Collected data entries:
## Begin
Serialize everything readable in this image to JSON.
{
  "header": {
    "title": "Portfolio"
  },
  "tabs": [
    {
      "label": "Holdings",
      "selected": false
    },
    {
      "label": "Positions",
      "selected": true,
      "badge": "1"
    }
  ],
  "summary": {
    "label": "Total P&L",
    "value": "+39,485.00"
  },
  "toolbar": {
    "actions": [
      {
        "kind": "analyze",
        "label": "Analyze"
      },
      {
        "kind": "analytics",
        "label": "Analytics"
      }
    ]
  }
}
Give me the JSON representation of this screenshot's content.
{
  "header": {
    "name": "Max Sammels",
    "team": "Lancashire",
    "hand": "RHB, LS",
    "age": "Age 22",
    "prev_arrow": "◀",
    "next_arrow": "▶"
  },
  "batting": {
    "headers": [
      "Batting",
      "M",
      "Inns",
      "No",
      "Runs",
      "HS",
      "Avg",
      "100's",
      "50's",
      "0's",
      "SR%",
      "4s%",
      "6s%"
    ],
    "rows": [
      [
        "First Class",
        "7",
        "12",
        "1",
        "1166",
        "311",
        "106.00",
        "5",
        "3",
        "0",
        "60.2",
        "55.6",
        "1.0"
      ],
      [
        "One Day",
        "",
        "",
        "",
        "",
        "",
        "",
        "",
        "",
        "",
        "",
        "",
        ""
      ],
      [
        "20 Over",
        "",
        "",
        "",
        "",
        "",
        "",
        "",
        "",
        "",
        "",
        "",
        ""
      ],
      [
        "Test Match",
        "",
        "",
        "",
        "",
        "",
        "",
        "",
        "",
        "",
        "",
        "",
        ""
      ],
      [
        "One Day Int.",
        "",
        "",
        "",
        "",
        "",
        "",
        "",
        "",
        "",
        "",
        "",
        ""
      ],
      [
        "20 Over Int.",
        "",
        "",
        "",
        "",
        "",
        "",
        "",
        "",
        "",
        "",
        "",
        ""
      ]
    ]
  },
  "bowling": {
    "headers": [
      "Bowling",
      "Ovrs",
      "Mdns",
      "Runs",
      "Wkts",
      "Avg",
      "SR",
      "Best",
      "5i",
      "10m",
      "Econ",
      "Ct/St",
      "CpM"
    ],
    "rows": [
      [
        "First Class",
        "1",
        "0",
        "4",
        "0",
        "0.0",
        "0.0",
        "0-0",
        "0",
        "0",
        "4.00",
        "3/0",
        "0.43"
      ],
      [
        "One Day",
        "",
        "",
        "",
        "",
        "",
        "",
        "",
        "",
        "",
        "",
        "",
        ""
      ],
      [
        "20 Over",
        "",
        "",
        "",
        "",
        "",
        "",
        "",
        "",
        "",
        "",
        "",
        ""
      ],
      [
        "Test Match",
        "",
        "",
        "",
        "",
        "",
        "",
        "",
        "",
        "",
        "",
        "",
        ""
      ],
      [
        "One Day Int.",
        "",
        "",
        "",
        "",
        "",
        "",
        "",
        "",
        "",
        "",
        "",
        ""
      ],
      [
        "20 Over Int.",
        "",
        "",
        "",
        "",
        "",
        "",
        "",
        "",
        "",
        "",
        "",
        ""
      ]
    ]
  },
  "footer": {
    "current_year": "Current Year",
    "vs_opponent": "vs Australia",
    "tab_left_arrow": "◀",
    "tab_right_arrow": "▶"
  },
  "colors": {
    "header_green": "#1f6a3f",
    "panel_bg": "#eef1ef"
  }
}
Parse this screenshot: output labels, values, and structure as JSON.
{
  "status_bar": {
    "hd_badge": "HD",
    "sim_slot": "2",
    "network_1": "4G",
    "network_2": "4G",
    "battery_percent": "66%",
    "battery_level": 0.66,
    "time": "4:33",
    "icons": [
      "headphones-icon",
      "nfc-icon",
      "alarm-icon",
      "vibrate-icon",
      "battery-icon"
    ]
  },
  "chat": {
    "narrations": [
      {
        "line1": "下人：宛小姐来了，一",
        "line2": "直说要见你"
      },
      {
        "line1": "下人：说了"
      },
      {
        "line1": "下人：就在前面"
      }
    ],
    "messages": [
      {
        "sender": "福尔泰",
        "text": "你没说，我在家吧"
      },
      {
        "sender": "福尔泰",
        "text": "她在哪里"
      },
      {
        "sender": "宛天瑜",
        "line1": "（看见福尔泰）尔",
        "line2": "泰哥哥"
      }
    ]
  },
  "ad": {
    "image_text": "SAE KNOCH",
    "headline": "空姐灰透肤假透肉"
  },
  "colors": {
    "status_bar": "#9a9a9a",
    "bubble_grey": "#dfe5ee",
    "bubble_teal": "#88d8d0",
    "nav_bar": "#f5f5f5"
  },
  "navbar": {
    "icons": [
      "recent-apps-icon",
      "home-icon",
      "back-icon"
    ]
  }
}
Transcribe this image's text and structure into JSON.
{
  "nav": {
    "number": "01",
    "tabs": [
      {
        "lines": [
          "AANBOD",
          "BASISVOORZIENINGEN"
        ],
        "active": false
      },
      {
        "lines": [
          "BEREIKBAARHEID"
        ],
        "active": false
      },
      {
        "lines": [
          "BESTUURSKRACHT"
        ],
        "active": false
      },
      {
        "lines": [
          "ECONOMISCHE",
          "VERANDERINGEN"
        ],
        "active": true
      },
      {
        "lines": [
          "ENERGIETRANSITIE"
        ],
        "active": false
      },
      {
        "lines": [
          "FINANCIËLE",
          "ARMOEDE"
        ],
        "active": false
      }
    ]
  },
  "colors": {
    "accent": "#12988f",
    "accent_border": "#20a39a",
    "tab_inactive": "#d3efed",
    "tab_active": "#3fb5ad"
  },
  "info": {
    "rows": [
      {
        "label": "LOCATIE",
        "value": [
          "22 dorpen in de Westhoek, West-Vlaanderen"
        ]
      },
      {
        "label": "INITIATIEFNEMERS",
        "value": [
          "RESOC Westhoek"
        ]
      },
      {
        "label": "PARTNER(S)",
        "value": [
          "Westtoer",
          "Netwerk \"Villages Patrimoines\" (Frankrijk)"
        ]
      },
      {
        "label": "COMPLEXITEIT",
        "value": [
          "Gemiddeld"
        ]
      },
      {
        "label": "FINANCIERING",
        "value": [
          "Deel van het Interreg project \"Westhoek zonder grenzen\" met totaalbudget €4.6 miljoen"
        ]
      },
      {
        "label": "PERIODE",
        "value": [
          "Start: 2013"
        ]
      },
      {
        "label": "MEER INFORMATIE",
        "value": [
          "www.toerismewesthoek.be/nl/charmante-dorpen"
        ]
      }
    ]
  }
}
## End
Each record must be repeated exactly as it is.

Serialize everything readable in this image to JSON.
{
  "header": {
    "title": "Portfolio"
  },
  "tabs": [
    {
      "label": "Holdings",
      "selected": false
    },
    {
      "label": "Positions",
      "selected": true,
      "badge": "1"
    }
  ],
  "summary": {
    "label": "Total P&L",
    "value": "+39,485.00"
  },
  "toolbar": {
    "actions": [
      {
        "kind": "analyze",
        "label": "Analyze"
      },
      {
        "kind": "analytics",
        "label": "Analytics"
      }
    ]
  }
}
Give me the JSON representation of this screenshot's content.
{
  "header": {
    "name": "Max Sammels",
    "team": "Lancashire",
    "hand": "RHB, LS",
    "age": "Age 22",
    "prev_arrow": "◀",
    "next_arrow": "▶"
  },
  "batting": {
    "headers": [
      "Batting",
      "M",
      "Inns",
      "No",
      "Runs",
      "HS",
      "Avg",
      "100's",
      "50's",
      "0's",
      "SR%",
      "4s%",
      "6s%"
    ],
    "rows": [
      [
        "First Class",
        "7",
        "12",
        "1",
        "1166",
        "311",
        "106.00",
        "5",
        "3",
        "0",
        "60.2",
        "55.6",
        "1.0"
      ],
      [
        "One Day",
        "",
        "",
        "",
        "",
        "",
        "",
        "",
        "",
        "",
        "",
        "",
        ""
      ],
      [
        "20 Over",
        "",
        "",
        "",
        "",
        "",
        "",
        "",
        "",
        "",
        "",
        "",
        ""
      ],
      [
        "Test Match",
        "",
        "",
        "",
        "",
        "",
        "",
        "",
        "",
        "",
        "",
        "",
        ""
      ],
      [
        "One Day Int.",
        "",
        "",
        "",
        "",
        "",
        "",
        "",
        "",
        "",
        "",
        "",
        ""
      ],
      [
        "20 Over Int.",
        "",
        "",
        "",
        "",
        "",
        "",
        "",
        "",
        "",
        "",
        "",
        ""
      ]
    ]
  },
  "bowling": {
    "headers": [
      "Bowling",
      "Ovrs",
      "Mdns",
      "Runs",
      "Wkts",
      "Avg",
      "SR",
      "Best",
      "5i",
      "10m",
      "Econ",
      "Ct/St",
      "CpM"
    ],
    "rows": [
      [
        "First Class",
        "1",
        "0",
        "4",
        "0",
        "0.0",
        "0.0",
        "0-0",
        "0",
        "0",
        "4.00",
        "3/0",
        "0.43"
      ],
      [
        "One Day",
        "",
        "",
        "",
        "",
        "",
        "",
        "",
        "",
        "",
        "",
        "",
        ""
      ],
      [
        "20 Over",
        "",
        "",
        "",
        "",
        "",
        "",
        "",
        "",
        "",
        "",
        "",
        ""
      ],
      [
        "Test Match",
        "",
        "",
        "",
        "",
        "",
        "",
        "",
        "",
        "",
        "",
        "",
        ""
      ],
      [
        "One Day Int.",
        "",
        "",
        "",
        "",
        "",
        "",
        "",
        "",
        "",
        "",
        "",
        ""
      ],
      [
        "20 Over Int.",
        "",
        "",
        "",
        "",
        "",
        "",
        "",
        "",
        "",
        "",
        "",
        ""
      ]
    ]
  },
  "footer": {
    "current_year": "Current Year",
    "vs_opponent": "vs Australia",
    "tab_left_arrow": "◀",
    "tab_right_arrow": "▶"
  },
  "colors": {
    "header_green": "#1f6a3f",
    "panel_bg": "#eef1ef"
  }
}
Parse this screenshot: output labels, values, and structure as JSON.
{
  "status_bar": {
    "hd_badge": "HD",
    "sim_slot": "2",
    "network_1": "4G",
    "network_2": "4G",
    "battery_percent": "66%",
    "battery_level": 0.66,
    "time": "4:33",
    "icons": [
      "headphones-icon",
      "nfc-icon",
      "alarm-icon",
      "vibrate-icon",
      "battery-icon"
    ]
  },
  "chat": {
    "narrations": [
      {
        "line1": "下人：宛小姐来了，一",
        "line2": "直说要见你"
      },
      {
        "line1": "下人：说了"
      },
      {
        "line1": "下人：就在前面"
      }
    ],
    "messages": [
      {
        "sender": "福尔泰",
        "text": "你没说，我在家吧"
      },
      {
        "sender": "福尔泰",
        "text": "她在哪里"
      },
      {
        "sender": "宛天瑜",
        "line1": "（看见福尔泰）尔",
        "line2": "泰哥哥"
      }
    ]
  },
  "ad": {
    "image_text": "SAE KNOCH",
    "headline": "空姐灰透肤假透肉"
  },
  "colors": {
    "status_bar": "#9a9a9a",
    "bubble_grey": "#dfe5ee",
    "bubble_teal": "#88d8d0",
    "nav_bar": "#f5f5f5"
  },
  "navbar": {
    "icons": [
      "recent-apps-icon",
      "home-icon",
      "back-icon"
    ]
  }
}
Transcribe this image's text and structure into JSON.
{
  "nav": {
    "number": "01",
    "tabs": [
      {
        "lines": [
          "AANBOD",
          "BASISVOORZIENINGEN"
        ],
        "active": false
      },
      {
        "lines": [
          "BEREIKBAARHEID"
        ],
        "active": false
      },
      {
        "lines": [
          "BESTUURSKRACHT"
        ],
        "active": false
      },
      {
        "lines": [
          "ECONOMISCHE",
          "VERANDERINGEN"
        ],
        "active": true
      },
      {
        "lines": [
          "ENERGIETRANSITIE"
        ],
        "active": false
      },
      {
        "lines": [
          "FINANCIËLE",
          "ARMOEDE"
        ],
        "active": false
      }
    ]
  },
  "colors": {
    "accent": "#12988f",
    "accent_border": "#20a39a",
    "tab_inactive": "#d3efed",
    "tab_active": "#3fb5ad"
  },
  "info": {
    "rows": [
      {
        "label": "LOCATIE",
        "value": [
          "22 dorpen in de Westhoek, West-Vlaanderen"
        ]
      },
      {
        "label": "INITIATIEFNEMERS",
        "value": [
          "RESOC Westhoek"
        ]
      },
      {
        "label": "PARTNER(S)",
        "value": [
          "Westtoer",
          "Netwerk \"Villages Patrimoines\" (Frankrijk)"
        ]
      },
      {
        "label": "COMPLEXITEIT",
        "value": [
          "Gemiddeld"
        ]
      },
      {
        "label": "FINANCIERING",
        "value": [
          "Deel van het Interreg project \"Westhoek zonder grenzen\" met totaalbudget €4.6 miljoen"
        ]
      },
      {
        "label": "PERIODE",
        "value": [
          "Start: 2013"
        ]
      },
      {
        "label": "MEER INFORMATIE",
        "value": [
          "www.toerismewesthoek.be/nl/charmante-dorpen"
        ]
      }
    ]
  }
}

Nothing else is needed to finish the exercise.